> **Problem details**:
Every line that holds "velocity" should be shown.

> **Source data**:
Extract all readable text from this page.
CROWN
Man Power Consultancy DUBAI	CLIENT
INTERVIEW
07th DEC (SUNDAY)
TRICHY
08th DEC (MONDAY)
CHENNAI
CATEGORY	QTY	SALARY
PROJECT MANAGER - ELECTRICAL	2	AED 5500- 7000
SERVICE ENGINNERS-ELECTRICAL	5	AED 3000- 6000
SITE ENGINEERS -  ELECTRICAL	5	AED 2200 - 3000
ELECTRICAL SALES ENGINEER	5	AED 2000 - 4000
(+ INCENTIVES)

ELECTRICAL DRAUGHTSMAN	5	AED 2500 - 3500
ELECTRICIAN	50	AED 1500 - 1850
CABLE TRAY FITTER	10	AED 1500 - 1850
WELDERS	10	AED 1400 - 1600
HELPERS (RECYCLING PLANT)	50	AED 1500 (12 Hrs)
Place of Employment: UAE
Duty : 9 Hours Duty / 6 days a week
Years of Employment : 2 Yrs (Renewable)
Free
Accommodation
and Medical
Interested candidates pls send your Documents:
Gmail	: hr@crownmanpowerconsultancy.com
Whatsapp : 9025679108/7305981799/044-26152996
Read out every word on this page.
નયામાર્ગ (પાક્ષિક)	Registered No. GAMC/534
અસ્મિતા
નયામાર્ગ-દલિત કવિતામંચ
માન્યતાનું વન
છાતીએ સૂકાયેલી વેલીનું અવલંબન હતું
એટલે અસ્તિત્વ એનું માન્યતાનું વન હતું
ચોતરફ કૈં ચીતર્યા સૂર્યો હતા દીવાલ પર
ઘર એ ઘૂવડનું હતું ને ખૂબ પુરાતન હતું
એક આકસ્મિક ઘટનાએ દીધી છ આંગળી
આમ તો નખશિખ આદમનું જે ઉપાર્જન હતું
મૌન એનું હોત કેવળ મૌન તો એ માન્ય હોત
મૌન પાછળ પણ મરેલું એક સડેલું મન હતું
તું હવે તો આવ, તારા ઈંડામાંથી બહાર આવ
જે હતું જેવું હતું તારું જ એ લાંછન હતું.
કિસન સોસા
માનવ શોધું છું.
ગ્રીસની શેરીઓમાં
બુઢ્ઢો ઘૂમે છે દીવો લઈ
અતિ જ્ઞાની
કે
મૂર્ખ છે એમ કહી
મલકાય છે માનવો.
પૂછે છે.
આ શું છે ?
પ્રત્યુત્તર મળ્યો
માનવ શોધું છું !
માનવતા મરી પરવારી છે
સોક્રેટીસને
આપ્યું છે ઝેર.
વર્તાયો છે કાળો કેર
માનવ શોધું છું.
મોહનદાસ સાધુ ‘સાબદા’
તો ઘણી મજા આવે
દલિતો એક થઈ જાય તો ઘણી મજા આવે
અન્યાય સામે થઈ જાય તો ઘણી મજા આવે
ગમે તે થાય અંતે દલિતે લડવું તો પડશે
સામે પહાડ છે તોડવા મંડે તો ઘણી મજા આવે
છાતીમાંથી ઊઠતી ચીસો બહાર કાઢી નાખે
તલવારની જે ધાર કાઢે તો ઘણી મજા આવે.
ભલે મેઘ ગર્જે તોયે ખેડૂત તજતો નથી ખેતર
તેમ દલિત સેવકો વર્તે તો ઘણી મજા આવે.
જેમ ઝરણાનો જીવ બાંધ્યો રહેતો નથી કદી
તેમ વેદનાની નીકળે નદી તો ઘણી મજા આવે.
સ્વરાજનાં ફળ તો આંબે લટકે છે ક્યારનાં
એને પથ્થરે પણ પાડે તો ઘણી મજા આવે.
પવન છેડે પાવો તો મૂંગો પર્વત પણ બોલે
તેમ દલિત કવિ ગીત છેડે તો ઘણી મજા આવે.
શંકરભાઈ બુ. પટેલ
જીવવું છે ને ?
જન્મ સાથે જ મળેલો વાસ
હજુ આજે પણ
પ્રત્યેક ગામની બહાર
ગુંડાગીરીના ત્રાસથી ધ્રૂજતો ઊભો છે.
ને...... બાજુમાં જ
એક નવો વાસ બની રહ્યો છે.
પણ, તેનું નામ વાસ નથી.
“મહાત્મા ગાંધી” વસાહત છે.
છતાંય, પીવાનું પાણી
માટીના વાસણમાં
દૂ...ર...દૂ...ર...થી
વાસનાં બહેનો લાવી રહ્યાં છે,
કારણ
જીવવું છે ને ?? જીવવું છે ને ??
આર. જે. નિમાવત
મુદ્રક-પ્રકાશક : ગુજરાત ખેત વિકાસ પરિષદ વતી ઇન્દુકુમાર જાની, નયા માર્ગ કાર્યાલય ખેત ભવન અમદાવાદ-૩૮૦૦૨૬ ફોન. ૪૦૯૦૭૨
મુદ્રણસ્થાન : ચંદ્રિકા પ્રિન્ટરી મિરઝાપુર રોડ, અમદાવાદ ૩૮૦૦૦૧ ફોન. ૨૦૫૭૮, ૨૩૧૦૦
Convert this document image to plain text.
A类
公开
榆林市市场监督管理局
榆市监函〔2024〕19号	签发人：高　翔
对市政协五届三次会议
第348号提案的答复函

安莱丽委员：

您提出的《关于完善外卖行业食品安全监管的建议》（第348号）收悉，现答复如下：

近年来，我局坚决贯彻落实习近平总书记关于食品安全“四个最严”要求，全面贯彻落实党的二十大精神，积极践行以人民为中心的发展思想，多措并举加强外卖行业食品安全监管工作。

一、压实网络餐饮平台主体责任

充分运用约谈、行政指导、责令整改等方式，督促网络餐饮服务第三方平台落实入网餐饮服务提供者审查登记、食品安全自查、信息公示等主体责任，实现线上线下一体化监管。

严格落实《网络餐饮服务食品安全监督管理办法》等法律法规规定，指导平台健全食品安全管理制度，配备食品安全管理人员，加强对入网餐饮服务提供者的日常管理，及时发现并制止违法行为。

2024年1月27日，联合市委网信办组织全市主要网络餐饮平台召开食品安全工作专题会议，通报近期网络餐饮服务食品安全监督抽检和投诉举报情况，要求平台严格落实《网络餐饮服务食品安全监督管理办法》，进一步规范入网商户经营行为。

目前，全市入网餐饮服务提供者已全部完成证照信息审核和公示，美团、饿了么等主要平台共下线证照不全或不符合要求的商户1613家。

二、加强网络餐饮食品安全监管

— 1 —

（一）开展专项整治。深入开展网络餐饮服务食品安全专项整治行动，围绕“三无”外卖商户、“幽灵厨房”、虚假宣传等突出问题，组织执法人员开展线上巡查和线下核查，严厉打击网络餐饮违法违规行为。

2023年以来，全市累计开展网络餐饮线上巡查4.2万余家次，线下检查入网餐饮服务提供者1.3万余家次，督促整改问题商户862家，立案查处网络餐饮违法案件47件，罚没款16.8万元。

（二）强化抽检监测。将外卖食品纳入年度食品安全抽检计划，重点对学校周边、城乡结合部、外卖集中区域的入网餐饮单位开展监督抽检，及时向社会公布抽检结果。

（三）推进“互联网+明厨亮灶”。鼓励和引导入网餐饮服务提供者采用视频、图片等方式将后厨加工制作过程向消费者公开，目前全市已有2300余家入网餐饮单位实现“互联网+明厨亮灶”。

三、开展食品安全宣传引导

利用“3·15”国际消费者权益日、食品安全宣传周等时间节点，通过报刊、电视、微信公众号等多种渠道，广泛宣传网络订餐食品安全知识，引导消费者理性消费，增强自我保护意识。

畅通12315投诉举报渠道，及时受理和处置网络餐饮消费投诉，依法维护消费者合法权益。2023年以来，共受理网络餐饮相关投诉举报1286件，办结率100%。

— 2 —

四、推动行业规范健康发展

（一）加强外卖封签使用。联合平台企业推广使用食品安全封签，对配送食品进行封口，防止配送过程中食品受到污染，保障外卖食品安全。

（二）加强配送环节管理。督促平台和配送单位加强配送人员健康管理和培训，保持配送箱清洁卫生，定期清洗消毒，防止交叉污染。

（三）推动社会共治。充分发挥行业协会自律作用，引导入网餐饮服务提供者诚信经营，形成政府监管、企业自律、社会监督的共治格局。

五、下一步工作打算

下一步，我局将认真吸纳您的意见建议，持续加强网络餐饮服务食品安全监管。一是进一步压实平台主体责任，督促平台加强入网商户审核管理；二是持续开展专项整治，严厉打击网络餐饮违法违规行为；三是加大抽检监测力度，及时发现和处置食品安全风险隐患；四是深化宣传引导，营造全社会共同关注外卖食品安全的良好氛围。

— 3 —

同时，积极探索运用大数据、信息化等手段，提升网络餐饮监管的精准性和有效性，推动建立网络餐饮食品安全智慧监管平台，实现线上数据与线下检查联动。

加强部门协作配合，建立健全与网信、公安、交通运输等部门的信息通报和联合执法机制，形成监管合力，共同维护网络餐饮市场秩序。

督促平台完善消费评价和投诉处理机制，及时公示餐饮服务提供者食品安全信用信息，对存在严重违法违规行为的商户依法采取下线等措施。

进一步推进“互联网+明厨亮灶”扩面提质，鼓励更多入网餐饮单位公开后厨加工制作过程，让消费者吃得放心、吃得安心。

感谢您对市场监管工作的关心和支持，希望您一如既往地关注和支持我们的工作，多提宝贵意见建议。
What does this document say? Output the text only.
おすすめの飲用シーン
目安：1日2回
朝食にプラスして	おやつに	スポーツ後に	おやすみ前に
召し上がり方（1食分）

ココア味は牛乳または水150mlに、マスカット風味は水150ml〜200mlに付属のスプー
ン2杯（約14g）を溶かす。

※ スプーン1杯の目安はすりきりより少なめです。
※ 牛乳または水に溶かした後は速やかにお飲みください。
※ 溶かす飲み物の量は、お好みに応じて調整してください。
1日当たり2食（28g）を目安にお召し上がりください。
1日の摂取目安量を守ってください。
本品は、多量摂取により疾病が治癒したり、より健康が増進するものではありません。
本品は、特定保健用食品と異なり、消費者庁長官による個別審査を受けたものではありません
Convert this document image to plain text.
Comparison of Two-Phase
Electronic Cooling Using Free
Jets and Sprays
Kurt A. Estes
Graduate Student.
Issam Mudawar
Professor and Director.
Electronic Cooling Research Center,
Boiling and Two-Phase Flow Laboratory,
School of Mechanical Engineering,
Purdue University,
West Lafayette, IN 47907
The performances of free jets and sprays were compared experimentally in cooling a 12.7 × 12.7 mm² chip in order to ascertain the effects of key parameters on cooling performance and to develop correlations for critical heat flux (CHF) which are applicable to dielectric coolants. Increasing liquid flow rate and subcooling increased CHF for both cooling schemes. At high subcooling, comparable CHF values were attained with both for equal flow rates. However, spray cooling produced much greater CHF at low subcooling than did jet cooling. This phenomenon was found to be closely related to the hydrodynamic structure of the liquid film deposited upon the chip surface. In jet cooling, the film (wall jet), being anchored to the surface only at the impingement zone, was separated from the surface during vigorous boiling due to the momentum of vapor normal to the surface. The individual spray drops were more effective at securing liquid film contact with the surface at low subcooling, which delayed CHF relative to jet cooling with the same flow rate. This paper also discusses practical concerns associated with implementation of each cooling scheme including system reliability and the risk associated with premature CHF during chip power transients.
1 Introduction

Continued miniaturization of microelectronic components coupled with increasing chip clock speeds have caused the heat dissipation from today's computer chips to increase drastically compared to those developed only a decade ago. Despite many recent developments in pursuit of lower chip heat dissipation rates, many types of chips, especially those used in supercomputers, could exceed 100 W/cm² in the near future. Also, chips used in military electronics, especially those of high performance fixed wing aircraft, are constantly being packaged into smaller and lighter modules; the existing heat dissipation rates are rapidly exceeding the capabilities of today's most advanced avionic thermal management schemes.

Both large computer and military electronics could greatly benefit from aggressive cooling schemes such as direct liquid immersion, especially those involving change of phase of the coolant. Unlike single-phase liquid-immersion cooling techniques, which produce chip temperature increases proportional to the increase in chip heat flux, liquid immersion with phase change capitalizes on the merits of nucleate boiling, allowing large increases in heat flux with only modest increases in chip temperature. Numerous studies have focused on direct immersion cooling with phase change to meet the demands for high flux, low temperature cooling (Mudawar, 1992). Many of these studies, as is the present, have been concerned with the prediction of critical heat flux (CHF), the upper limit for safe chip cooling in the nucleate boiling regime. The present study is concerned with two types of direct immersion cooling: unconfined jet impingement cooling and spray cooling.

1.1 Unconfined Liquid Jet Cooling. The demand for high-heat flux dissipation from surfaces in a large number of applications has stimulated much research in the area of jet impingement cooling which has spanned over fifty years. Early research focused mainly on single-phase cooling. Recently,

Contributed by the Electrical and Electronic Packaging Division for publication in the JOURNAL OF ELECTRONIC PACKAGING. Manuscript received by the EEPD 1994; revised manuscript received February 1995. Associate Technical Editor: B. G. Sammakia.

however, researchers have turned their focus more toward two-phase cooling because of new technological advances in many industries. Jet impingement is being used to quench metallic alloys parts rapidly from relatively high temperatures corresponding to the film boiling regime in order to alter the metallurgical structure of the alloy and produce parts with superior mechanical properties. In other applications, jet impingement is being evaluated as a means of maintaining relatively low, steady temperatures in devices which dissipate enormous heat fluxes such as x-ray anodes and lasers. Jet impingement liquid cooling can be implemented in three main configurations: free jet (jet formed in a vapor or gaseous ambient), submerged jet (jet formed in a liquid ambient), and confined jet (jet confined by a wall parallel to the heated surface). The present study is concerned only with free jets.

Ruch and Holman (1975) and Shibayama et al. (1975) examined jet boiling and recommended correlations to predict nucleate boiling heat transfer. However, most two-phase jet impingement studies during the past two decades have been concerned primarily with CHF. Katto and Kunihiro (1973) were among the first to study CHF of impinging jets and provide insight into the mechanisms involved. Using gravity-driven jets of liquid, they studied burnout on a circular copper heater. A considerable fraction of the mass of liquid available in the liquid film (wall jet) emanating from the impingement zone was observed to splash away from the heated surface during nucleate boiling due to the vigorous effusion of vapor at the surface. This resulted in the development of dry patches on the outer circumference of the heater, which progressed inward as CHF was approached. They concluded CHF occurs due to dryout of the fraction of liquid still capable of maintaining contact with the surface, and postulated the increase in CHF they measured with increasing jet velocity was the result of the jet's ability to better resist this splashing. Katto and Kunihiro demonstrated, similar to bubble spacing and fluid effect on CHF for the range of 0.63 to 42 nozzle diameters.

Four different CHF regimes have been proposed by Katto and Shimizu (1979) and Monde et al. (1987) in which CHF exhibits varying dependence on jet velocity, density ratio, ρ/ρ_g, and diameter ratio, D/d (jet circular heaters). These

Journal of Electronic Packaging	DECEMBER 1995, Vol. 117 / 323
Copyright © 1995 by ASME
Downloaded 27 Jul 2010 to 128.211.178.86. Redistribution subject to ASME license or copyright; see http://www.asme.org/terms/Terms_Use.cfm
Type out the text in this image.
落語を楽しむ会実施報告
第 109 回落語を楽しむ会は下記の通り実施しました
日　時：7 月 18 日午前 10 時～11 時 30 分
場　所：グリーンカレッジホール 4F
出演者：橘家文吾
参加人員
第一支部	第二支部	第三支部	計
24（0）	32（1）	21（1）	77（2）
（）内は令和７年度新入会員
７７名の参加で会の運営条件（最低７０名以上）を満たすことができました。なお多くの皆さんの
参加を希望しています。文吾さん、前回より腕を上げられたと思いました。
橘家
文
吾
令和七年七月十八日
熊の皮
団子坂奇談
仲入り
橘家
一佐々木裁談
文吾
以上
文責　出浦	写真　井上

> **Answer**:
Ruch and Holman (1975) and Shibayama et al. (1975) examined jet boiling and recommended correlations to predict nucleate boiling heat transfer. However, most two-phase jet impingement studies during the past two decades have been concerned primarily with CHF. Katto and Kunihiro (1973) were among the first to study CHF of impinging jets and provide insight into the mechanisms involved. Using gravity-driven jets of liquid, they studied burnout on a circular copper heater. A considerable fraction of the mass of liquid available in the liquid film (wall jet) emanating from the impingement zone was observed to splash away from the heated surface during nucleate boiling due to the vigorous effusion of vapor at the surface. This resulted in the development of dry patches on the outer circumference of the heater, which progressed inward as CHF was approached. They concluded CHF occurs due to dryout of the fraction of liquid still capable of maintaining contact with the surface, and postulated the increase in CHF they measured with increasing jet velocity was the result of the jet's ability to better resist this splashing. Katto and Kunihiro demonstrated, similar to bubble spacing and fluid effect on CHF for the range of 0.63 to 42 nozzle diameters.
Four different CHF regimes have been proposed by Katto and Shimizu (1979) and Monde et al. (1987) in which CHF exhibits varying dependence on jet velocity, density ratio, ρ/ρ_g, and diameter ratio, D/d (jet circular heaters). These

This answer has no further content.